## Your goal
Please switch every "column-header" in the data below to "header-cell" and write the data out again with nothing else changed. Leave the pictures out.

(Coordinate annotation records)
★ ★ ★ ★ ★ ★ ★
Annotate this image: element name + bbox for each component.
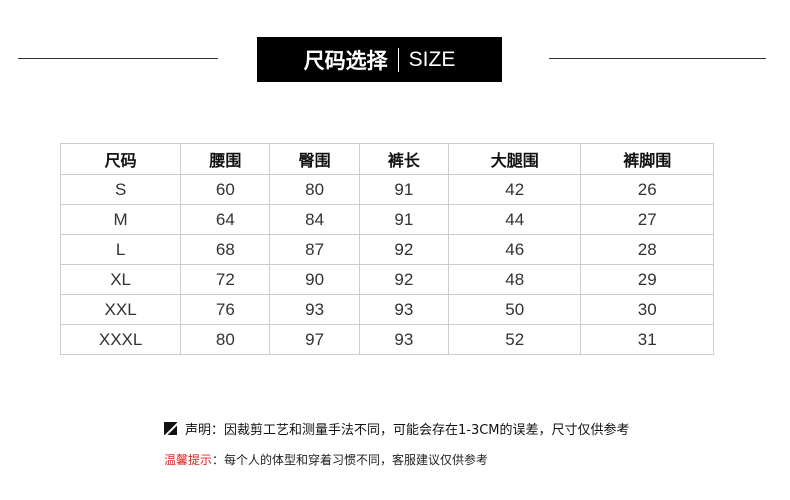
table-cell: L	[59, 234, 182, 265]
table-cell: 92	[358, 234, 449, 265]
column-header: 臀围	[269, 143, 360, 175]
table-cell: 30	[580, 294, 714, 325]
size-table: 尺码 腰围 臀围 裤长 大腿围 裤脚围 S 60 80 91 42 26 M 64 84 91 44 27 L 68…	[59, 143, 714, 355]
table-cell: XXXL	[59, 324, 182, 355]
table-cell: 93	[269, 294, 360, 325]
table-cell: 76	[180, 294, 271, 325]
column-header: 裤脚围	[580, 143, 714, 175]
table-cell: 44	[447, 204, 582, 235]
title-separator	[397, 47, 399, 72]
tip-label: 温馨提示	[164, 453, 213, 467]
right-divider	[549, 58, 766, 59]
column-header: 大腿围	[447, 143, 582, 175]
table-cell: 92	[358, 264, 449, 295]
table-cell: 27	[580, 204, 714, 235]
table-row: XXL 76 93 93 50 30	[59, 294, 714, 325]
tip: 温馨提示：每个人的体型和穿着习惯不同，客服建议仅供参考	[164, 451, 488, 468]
table-cell: 97	[269, 324, 360, 355]
table-cell: 68	[180, 234, 271, 265]
title-zh: 尺码选择	[303, 48, 388, 73]
table-row: L 68 87 92 46 28	[59, 234, 714, 265]
table-cell: XL	[59, 264, 182, 295]
table-cell: 52	[447, 324, 582, 355]
table-header: 尺码 腰围 臀围 裤长 大腿围 裤脚围	[59, 143, 714, 175]
table-cell: 90	[269, 264, 360, 295]
table-cell: 80	[269, 174, 360, 205]
table-cell: 91	[358, 174, 449, 205]
table-cell: S	[59, 174, 182, 205]
table-cell: 28	[580, 234, 714, 265]
section-title: 尺码选择 SIZE	[257, 37, 502, 82]
tip-text: ：每个人的体型和穿着习惯不同，客服建议仅供参考	[212, 453, 489, 467]
column-header: 尺码	[59, 143, 182, 175]
table-cell: 72	[180, 264, 271, 295]
table-row: S 60 80 91 42 26	[59, 174, 714, 205]
table-cell: 31	[580, 324, 714, 355]
table-cell: M	[59, 204, 182, 235]
table-row: XL 72 90 92 48 29	[59, 264, 714, 295]
table-cell: XXL	[59, 294, 182, 325]
table-cell: 80	[180, 324, 271, 355]
edit-square-icon	[164, 422, 177, 435]
table-cell: 93	[358, 324, 449, 355]
column-header: 裤长	[358, 143, 449, 175]
left-divider	[18, 58, 218, 59]
table-row: XXXL 80 97 93 52 31	[59, 324, 714, 355]
table-cell: 46	[447, 234, 582, 265]
disclaimer: 声明：因裁剪工艺和测量手法不同，可能会存在1-3CM的误差，尺寸仅供参考	[164, 419, 630, 438]
table-cell: 87	[269, 234, 360, 265]
table-cell: 64	[180, 204, 271, 235]
table-cell: 29	[580, 264, 714, 295]
table-cell: 60	[180, 174, 271, 205]
table-row: M 64 84 91 44 27	[59, 204, 714, 235]
title-en: SIZE	[408, 47, 456, 71]
table-cell: 93	[358, 294, 449, 325]
table-cell: 26	[580, 174, 714, 205]
table-cell: 48	[447, 264, 582, 295]
table-cell: 50	[447, 294, 582, 325]
table-cell: 42	[447, 174, 582, 205]
table-cell: 91	[358, 204, 449, 235]
disclaimer-text: 声明：因裁剪工艺和测量手法不同，可能会存在1-3CM的误差，尺寸仅供参考	[185, 423, 630, 438]
column-header: 腰围	[180, 143, 271, 175]
table-cell: 84	[269, 204, 360, 235]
★ ★ ★ ★ ★ ★ ★
## Written response
Annotate this image: element name + bbox for each component.
table-cell: L	[59, 234, 182, 265]
table-cell: 92	[358, 234, 449, 265]
header-cell: 臀围	[269, 143, 360, 175]
table-cell: 30	[580, 294, 714, 325]
size-table: 尺码 腰围 臀围 裤长 大腿围 裤脚围 S 60 80 91 42 26 M 64 84 91 44 27 L 68…	[59, 143, 714, 355]
table-cell: XXXL	[59, 324, 182, 355]
table-cell: 93	[269, 294, 360, 325]
table-cell: 76	[180, 294, 271, 325]
header-cell: 裤脚围	[580, 143, 714, 175]
table-cell: 44	[447, 204, 582, 235]
title-separator	[397, 47, 399, 72]
tip-label: 温馨提示	[164, 453, 213, 467]
right-divider	[549, 58, 766, 59]
header-cell: 大腿围	[447, 143, 582, 175]
table-cell: 92	[358, 264, 449, 295]
table-cell: 27	[580, 204, 714, 235]
table-row: XXL 76 93 93 50 30	[59, 294, 714, 325]
tip: 温馨提示：每个人的体型和穿着习惯不同，客服建议仅供参考	[164, 451, 488, 468]
table-cell: 97	[269, 324, 360, 355]
table-cell: 68	[180, 234, 271, 265]
title-zh: 尺码选择	[303, 48, 388, 73]
table-row: L 68 87 92 46 28	[59, 234, 714, 265]
table-cell: XL	[59, 264, 182, 295]
table-cell: 52	[447, 324, 582, 355]
table-header: 尺码 腰围 臀围 裤长 大腿围 裤脚围	[59, 143, 714, 175]
table-cell: 90	[269, 264, 360, 295]
table-cell: 80	[269, 174, 360, 205]
table-cell: 91	[358, 174, 449, 205]
table-cell: S	[59, 174, 182, 205]
table-cell: 28	[580, 234, 714, 265]
section-title: 尺码选择 SIZE	[257, 37, 502, 82]
tip-text: ：每个人的体型和穿着习惯不同，客服建议仅供参考	[212, 453, 489, 467]
header-cell: 尺码	[59, 143, 182, 175]
table-cell: 72	[180, 264, 271, 295]
table-row: S 60 80 91 42 26	[59, 174, 714, 205]
table-cell: 31	[580, 324, 714, 355]
table-cell: M	[59, 204, 182, 235]
table-row: XL 72 90 92 48 29	[59, 264, 714, 295]
table-cell: XXL	[59, 294, 182, 325]
table-cell: 80	[180, 324, 271, 355]
edit-square-icon	[164, 422, 177, 435]
table-cell: 93	[358, 324, 449, 355]
header-cell: 裤长	[358, 143, 449, 175]
left-divider	[18, 58, 218, 59]
table-row: XXXL 80 97 93 52 31	[59, 324, 714, 355]
table-cell: 46	[447, 234, 582, 265]
disclaimer: 声明：因裁剪工艺和测量手法不同，可能会存在1-3CM的误差，尺寸仅供参考	[164, 419, 630, 438]
table-cell: 87	[269, 234, 360, 265]
table-cell: 64	[180, 204, 271, 235]
table-cell: 29	[580, 264, 714, 295]
table-cell: 60	[180, 174, 271, 205]
table-row: M 64 84 91 44 27	[59, 204, 714, 235]
title-en: SIZE	[408, 47, 456, 71]
table-cell: 93	[358, 294, 449, 325]
table-cell: 26	[580, 174, 714, 205]
table-cell: 48	[447, 264, 582, 295]
table-cell: 50	[447, 294, 582, 325]
table-cell: 42	[447, 174, 582, 205]
table-cell: 91	[358, 204, 449, 235]
disclaimer-text: 声明：因裁剪工艺和测量手法不同，可能会存在1-3CM的误差，尺寸仅供参考	[185, 423, 630, 438]
header-cell: 腰围	[180, 143, 271, 175]
table-cell: 84	[269, 204, 360, 235]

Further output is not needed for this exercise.